Sift the listing for lines that hold the string "name" and pull them out.
──────── Data for processing
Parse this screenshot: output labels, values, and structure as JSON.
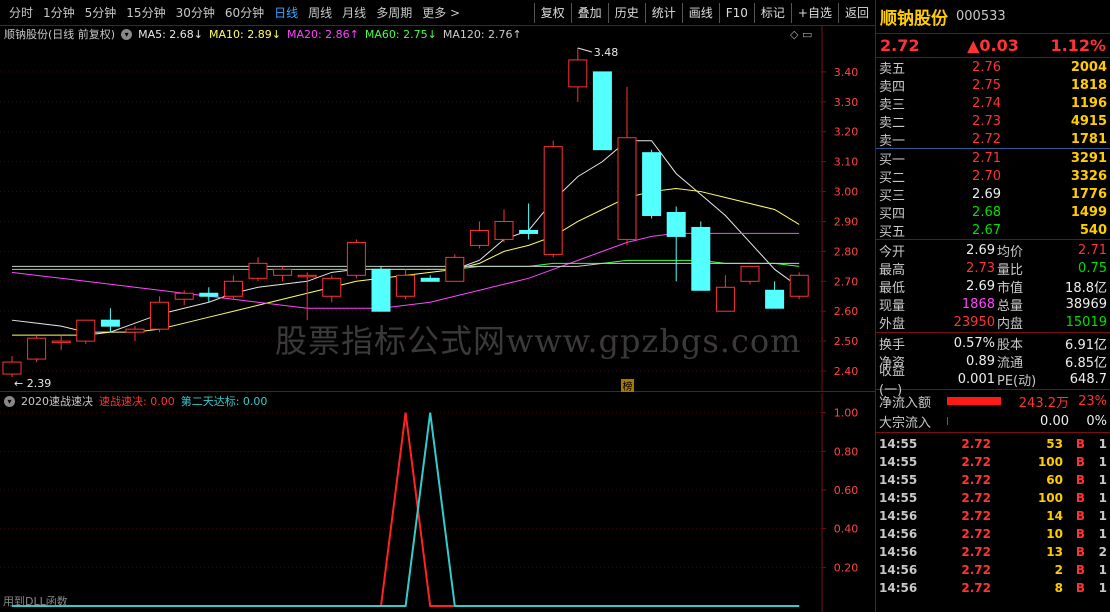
{
  "toolbar": {
    "periods": [
      "分时",
      "1分钟",
      "5分钟",
      "15分钟",
      "30分钟",
      "60分钟",
      "日线",
      "周线",
      "月线",
      "多周期",
      "更多 >"
    ],
    "active_period": "日线",
    "buttons": [
      "复权",
      "叠加",
      "历史",
      "统计",
      "画线",
      "F10",
      "标记",
      "+自选",
      "返回"
    ]
  },
  "main_chart": {
    "title": "顺钠股份(日线 前复权)",
    "ma_labels": [
      {
        "text": "MA5: 2.68↓",
        "color": "#e8e8e8"
      },
      {
        "text": "MA10: 2.89↓",
        "color": "#ffff66"
      },
      {
        "text": "MA20: 2.86↑",
        "color": "#ff44ff"
      },
      {
        "text": "MA60: 2.75↓",
        "color": "#44ff44"
      },
      {
        "text": "MA120: 2.76↑",
        "color": "#cccccc"
      }
    ],
    "high_label": "3.48",
    "low_label": "2.39",
    "marker_badge": "榜",
    "watermark": "股票指标公式网www.gpzbgs.com",
    "corner_icons": "◇ ▭"
  },
  "indicator_chart": {
    "name": "2020速战速决",
    "series_labels": [
      {
        "text": "速战速决: 0.00",
        "color": "#ff3333"
      },
      {
        "text": "第二天达标: 0.00",
        "color": "#33cccc"
      }
    ],
    "footer_note": "用到DLL函数"
  },
  "chart_data": [
    {
      "type": "candlestick",
      "title": "顺钠股份(日线 前复权)",
      "ylim": [
        2.35,
        3.52
      ],
      "y_ticks": [
        "3.40",
        "3.30",
        "3.20",
        "3.10",
        "3.00",
        "2.90",
        "2.80",
        "2.70",
        "2.60",
        "2.50",
        "2.40"
      ],
      "candles": [
        {
          "o": 2.39,
          "h": 2.45,
          "l": 2.38,
          "c": 2.43
        },
        {
          "o": 2.44,
          "h": 2.52,
          "l": 2.43,
          "c": 2.51
        },
        {
          "o": 2.5,
          "h": 2.52,
          "l": 2.47,
          "c": 2.5
        },
        {
          "o": 2.5,
          "h": 2.57,
          "l": 2.49,
          "c": 2.57
        },
        {
          "o": 2.57,
          "h": 2.61,
          "l": 2.53,
          "c": 2.55
        },
        {
          "o": 2.53,
          "h": 2.55,
          "l": 2.5,
          "c": 2.54
        },
        {
          "o": 2.54,
          "h": 2.65,
          "l": 2.53,
          "c": 2.63
        },
        {
          "o": 2.64,
          "h": 2.67,
          "l": 2.62,
          "c": 2.66
        },
        {
          "o": 2.66,
          "h": 2.68,
          "l": 2.63,
          "c": 2.65
        },
        {
          "o": 2.65,
          "h": 2.72,
          "l": 2.64,
          "c": 2.7
        },
        {
          "o": 2.71,
          "h": 2.78,
          "l": 2.7,
          "c": 2.76
        },
        {
          "o": 2.72,
          "h": 2.75,
          "l": 2.7,
          "c": 2.74
        },
        {
          "o": 2.72,
          "h": 2.73,
          "l": 2.57,
          "c": 2.72
        },
        {
          "o": 2.65,
          "h": 2.72,
          "l": 2.63,
          "c": 2.71
        },
        {
          "o": 2.72,
          "h": 2.84,
          "l": 2.71,
          "c": 2.83
        },
        {
          "o": 2.74,
          "h": 2.75,
          "l": 2.6,
          "c": 2.6
        },
        {
          "o": 2.65,
          "h": 2.74,
          "l": 2.64,
          "c": 2.72
        },
        {
          "o": 2.71,
          "h": 2.72,
          "l": 2.7,
          "c": 2.7
        },
        {
          "o": 2.7,
          "h": 2.79,
          "l": 2.7,
          "c": 2.78
        },
        {
          "o": 2.82,
          "h": 2.9,
          "l": 2.81,
          "c": 2.87
        },
        {
          "o": 2.84,
          "h": 2.94,
          "l": 2.83,
          "c": 2.9
        },
        {
          "o": 2.87,
          "h": 2.96,
          "l": 2.84,
          "c": 2.86
        },
        {
          "o": 2.79,
          "h": 3.17,
          "l": 2.78,
          "c": 3.15
        },
        {
          "o": 3.35,
          "h": 3.48,
          "l": 3.3,
          "c": 3.44
        },
        {
          "o": 3.4,
          "h": 3.4,
          "l": 3.14,
          "c": 3.14
        },
        {
          "o": 2.84,
          "h": 3.35,
          "l": 2.82,
          "c": 3.18
        },
        {
          "o": 3.13,
          "h": 3.14,
          "l": 2.91,
          "c": 2.92
        },
        {
          "o": 2.93,
          "h": 2.95,
          "l": 2.7,
          "c": 2.85
        },
        {
          "o": 2.88,
          "h": 2.9,
          "l": 2.68,
          "c": 2.67
        },
        {
          "o": 2.6,
          "h": 2.72,
          "l": 2.6,
          "c": 2.68
        },
        {
          "o": 2.7,
          "h": 2.75,
          "l": 2.69,
          "c": 2.75
        },
        {
          "o": 2.67,
          "h": 2.7,
          "l": 2.61,
          "c": 2.61
        },
        {
          "o": 2.65,
          "h": 2.73,
          "l": 2.64,
          "c": 2.72
        }
      ],
      "series": [
        {
          "name": "MA5",
          "color": "#e8e8e8",
          "values": [
            2.57,
            2.56,
            2.55,
            2.53,
            2.53,
            2.56,
            2.59,
            2.61,
            2.63,
            2.66,
            2.68,
            2.69,
            2.7,
            2.73,
            2.74,
            2.74,
            2.74,
            2.74,
            2.74,
            2.77,
            2.84,
            2.87,
            2.97,
            3.05,
            3.1,
            3.17,
            3.17,
            3.06,
            2.99,
            2.92,
            2.83,
            2.74,
            2.68
          ]
        },
        {
          "name": "MA10",
          "color": "#ffff66",
          "values": [
            2.52,
            2.52,
            2.52,
            2.52,
            2.53,
            2.53,
            2.54,
            2.56,
            2.58,
            2.6,
            2.62,
            2.64,
            2.66,
            2.68,
            2.7,
            2.71,
            2.72,
            2.73,
            2.74,
            2.76,
            2.8,
            2.82,
            2.85,
            2.9,
            2.94,
            2.98,
            3.0,
            3.01,
            3.0,
            2.98,
            2.96,
            2.94,
            2.89
          ]
        },
        {
          "name": "MA20",
          "color": "#ff44ff",
          "values": [
            2.73,
            2.72,
            2.71,
            2.7,
            2.69,
            2.68,
            2.67,
            2.66,
            2.65,
            2.64,
            2.63,
            2.62,
            2.61,
            2.61,
            2.61,
            2.61,
            2.62,
            2.63,
            2.65,
            2.67,
            2.69,
            2.71,
            2.74,
            2.77,
            2.8,
            2.83,
            2.85,
            2.86,
            2.86,
            2.86,
            2.86,
            2.86,
            2.86
          ]
        },
        {
          "name": "MA60",
          "color": "#44ff44",
          "values": [
            2.74,
            2.74,
            2.74,
            2.74,
            2.74,
            2.74,
            2.74,
            2.74,
            2.74,
            2.74,
            2.74,
            2.74,
            2.74,
            2.74,
            2.74,
            2.74,
            2.74,
            2.74,
            2.74,
            2.75,
            2.75,
            2.75,
            2.76,
            2.76,
            2.76,
            2.77,
            2.77,
            2.77,
            2.77,
            2.76,
            2.76,
            2.76,
            2.75
          ]
        },
        {
          "name": "MA120",
          "color": "#cccccc",
          "values": [
            2.75,
            2.75,
            2.75,
            2.75,
            2.75,
            2.75,
            2.75,
            2.75,
            2.75,
            2.75,
            2.75,
            2.75,
            2.75,
            2.75,
            2.75,
            2.75,
            2.75,
            2.75,
            2.75,
            2.75,
            2.75,
            2.75,
            2.75,
            2.75,
            2.76,
            2.76,
            2.76,
            2.76,
            2.76,
            2.76,
            2.76,
            2.76,
            2.76
          ]
        }
      ]
    },
    {
      "type": "line",
      "title": "2020速战速决",
      "ylim": [
        0,
        1.05
      ],
      "y_ticks": [
        "1.00",
        "0.80",
        "0.60",
        "0.40",
        "0.20"
      ],
      "series": [
        {
          "name": "速战速决",
          "color": "#ff2222",
          "values": [
            0,
            0,
            0,
            0,
            0,
            0,
            0,
            0,
            0,
            0,
            0,
            0,
            0,
            0,
            0,
            0,
            1,
            0,
            0,
            0,
            0,
            0,
            0,
            0,
            0,
            0,
            0,
            0,
            0,
            0,
            0,
            0,
            0
          ]
        },
        {
          "name": "第二天达标",
          "color": "#33cccc",
          "values": [
            0,
            0,
            0,
            0,
            0,
            0,
            0,
            0,
            0,
            0,
            0,
            0,
            0,
            0,
            0,
            0,
            0,
            1,
            0,
            0,
            0,
            0,
            0,
            0,
            0,
            0,
            0,
            0,
            0,
            0,
            0,
            0,
            0
          ]
        }
      ]
    }
  ],
  "side": {
    "name": "顺钠股份",
    "code": "000533",
    "price": "2.72",
    "change": "▲0.03",
    "pct": "1.12%",
    "asks": [
      {
        "label": "卖五",
        "price": "2.76",
        "vol": "2004",
        "pc": "red"
      },
      {
        "label": "卖四",
        "price": "2.75",
        "vol": "1818",
        "pc": "red"
      },
      {
        "label": "卖三",
        "price": "2.74",
        "vol": "1196",
        "pc": "red"
      },
      {
        "label": "卖二",
        "price": "2.73",
        "vol": "4915",
        "pc": "red"
      },
      {
        "label": "卖一",
        "price": "2.72",
        "vol": "1781",
        "pc": "red"
      }
    ],
    "bids": [
      {
        "label": "买一",
        "price": "2.71",
        "vol": "3291",
        "pc": "red"
      },
      {
        "label": "买二",
        "price": "2.70",
        "vol": "3326",
        "pc": "red"
      },
      {
        "label": "买三",
        "price": "2.69",
        "vol": "1776",
        "pc": "white"
      },
      {
        "label": "买四",
        "price": "2.68",
        "vol": "1499",
        "pc": "green"
      },
      {
        "label": "买五",
        "price": "2.67",
        "vol": "540",
        "pc": "green"
      }
    ],
    "stats1": [
      {
        "k": "今开",
        "v": "2.69",
        "vc": "white",
        "k2": "均价",
        "v2": "2.71",
        "v2c": "red"
      },
      {
        "k": "最高",
        "v": "2.73",
        "vc": "red",
        "k2": "量比",
        "v2": "0.75",
        "v2c": "green"
      },
      {
        "k": "最低",
        "v": "2.69",
        "vc": "white",
        "k2": "市值",
        "v2": "18.8亿",
        "v2c": "white"
      },
      {
        "k": "现量",
        "v": "1868",
        "vc": "magenta",
        "k2": "总量",
        "v2": "38969",
        "v2c": "white"
      },
      {
        "k": "外盘",
        "v": "23950",
        "vc": "red",
        "k2": "内盘",
        "v2": "15019",
        "v2c": "green"
      }
    ],
    "stats2": [
      {
        "k": "换手",
        "v": "0.57%",
        "vc": "white",
        "k2": "股本",
        "v2": "6.91亿",
        "v2c": "white"
      },
      {
        "k": "净资",
        "v": "0.89",
        "vc": "white",
        "k2": "流通",
        "v2": "6.85亿",
        "v2c": "white"
      },
      {
        "k": "收益(一)",
        "v": "0.001",
        "vc": "white",
        "k2": "PE(动)",
        "v2": "648.7",
        "v2c": "white"
      }
    ],
    "flow": [
      {
        "label": "净流入额",
        "value": "243.2万",
        "pct": "23%",
        "bar": 0.9
      },
      {
        "label": "大宗流入",
        "value": "0.00",
        "pct": "0%",
        "bar": 0
      }
    ],
    "trades": [
      {
        "t": "14:55",
        "p": "2.72",
        "v": "53",
        "d": "B",
        "n": "1"
      },
      {
        "t": "14:55",
        "p": "2.72",
        "v": "100",
        "d": "B",
        "n": "1"
      },
      {
        "t": "14:55",
        "p": "2.72",
        "v": "60",
        "d": "B",
        "n": "1"
      },
      {
        "t": "14:55",
        "p": "2.72",
        "v": "100",
        "d": "B",
        "n": "1"
      },
      {
        "t": "14:56",
        "p": "2.72",
        "v": "14",
        "d": "B",
        "n": "1"
      },
      {
        "t": "14:56",
        "p": "2.72",
        "v": "10",
        "d": "B",
        "n": "1"
      },
      {
        "t": "14:56",
        "p": "2.72",
        "v": "13",
        "d": "B",
        "n": "2"
      },
      {
        "t": "14:56",
        "p": "2.72",
        "v": "2",
        "d": "B",
        "n": "1"
      },
      {
        "t": "14:56",
        "p": "2.72",
        "v": "8",
        "d": "B",
        "n": "1"
      }
    ]
  }
}
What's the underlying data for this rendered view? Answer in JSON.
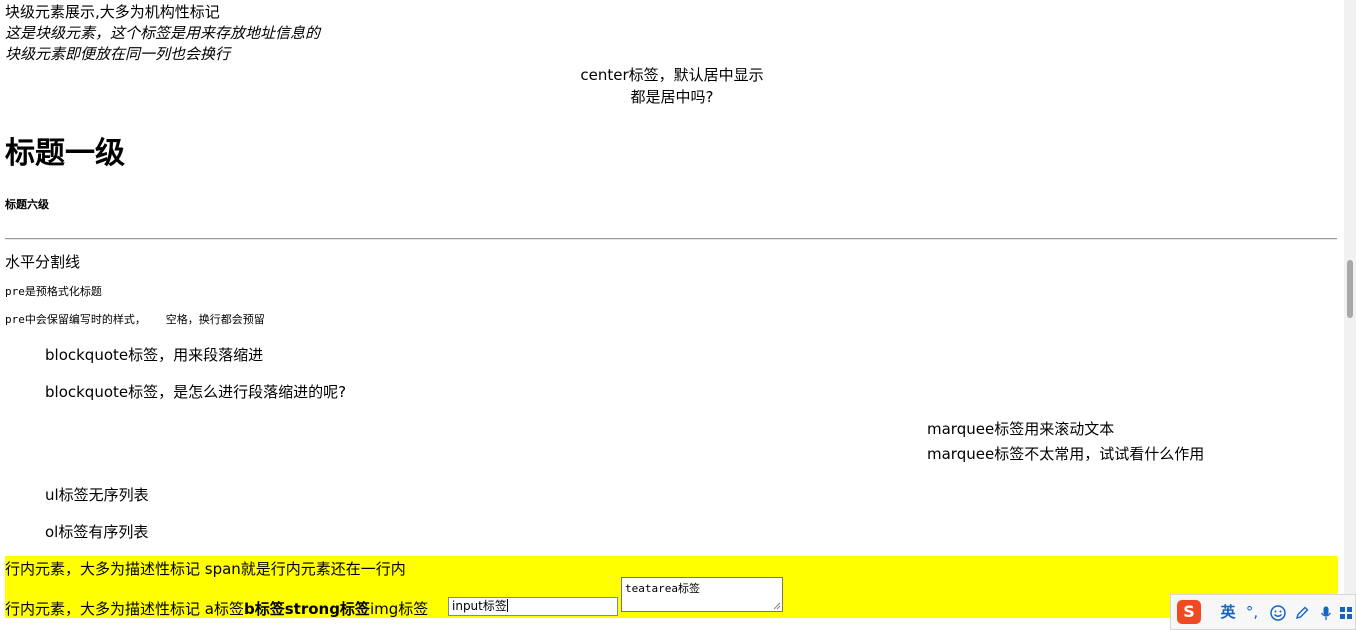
{
  "block": {
    "line1": "块级元素展示,大多为机构性标记",
    "address1": "这是块级元素，这个标签是用来存放地址信息的",
    "address2": "块级元素即便放在同一列也会换行",
    "center1": "center标签，默认居中显示",
    "center2": "都是居中吗?",
    "h1": "标题一级",
    "h6": "标题六级",
    "hr_text": "水平分割线",
    "pre1": "pre是预格式化标题",
    "pre2": "pre中会保留编写时的样式，   空格，换行都会预留",
    "blockquote1": "blockquote标签，用来段落缩进",
    "blockquote2": "blockquote标签，是怎么进行段落缩进的呢?",
    "marquee1": "marquee标签用来滚动文本",
    "marquee2": "marquee标签不太常用，试试看什么作用",
    "ul_item": "ul标签无序列表",
    "ol_item": "ol标签有序列表"
  },
  "inline": {
    "line1": "行内元素，大多为描述性标记 span就是行内元素还在一行内",
    "line2_prefix": "行内元素，大多为描述性标记 a标签",
    "b_text": "b标签",
    "strong_text": "strong标签",
    "img_text": "img标签",
    "input_value": "input标签",
    "textarea_value": "teatarea标签",
    "highlight_color": "#ffff00"
  },
  "ime": {
    "logo": "S",
    "lang": "英",
    "punct": "°,",
    "emoji_icon": "smile-icon",
    "pen_icon": "pen-icon",
    "mic_icon": "microphone-icon",
    "grid_icon": "grid-icon"
  }
}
────────────────
■ Answer to this exercise ■
    "name": "2020速战速决",
          "name": "MA5",
          "name": "MA10",
          "name": "MA20",
          "name": "MA60",
          "name": "MA120",
          "name": "速战速决",
          "name": "第二天达标",
    "name": "顺钠股份",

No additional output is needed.